**Exercise brief**
Copy the records below exactly as they appear.

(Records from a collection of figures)
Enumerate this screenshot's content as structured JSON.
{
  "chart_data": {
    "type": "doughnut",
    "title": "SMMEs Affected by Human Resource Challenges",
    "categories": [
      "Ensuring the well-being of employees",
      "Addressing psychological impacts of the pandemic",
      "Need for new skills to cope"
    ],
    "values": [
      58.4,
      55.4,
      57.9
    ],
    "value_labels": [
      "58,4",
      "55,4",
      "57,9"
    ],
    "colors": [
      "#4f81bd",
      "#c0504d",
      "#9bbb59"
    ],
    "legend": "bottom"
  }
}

**Result of this task**
Enumerate this screenshot's content as structured JSON.
{
  "chart_data": {
    "type": "doughnut",
    "title": "SMMEs Affected by Human Resource Challenges",
    "categories": [
      "Ensuring the well-being of employees",
      "Addressing psychological impacts of the pandemic",
      "Need for new skills to cope"
    ],
    "values": [
      58.4,
      55.4,
      57.9
    ],
    "value_labels": [
      "58,4",
      "55,4",
      "57,9"
    ],
    "colors": [
      "#4f81bd",
      "#c0504d",
      "#9bbb59"
    ],
    "legend": "bottom"
  }
}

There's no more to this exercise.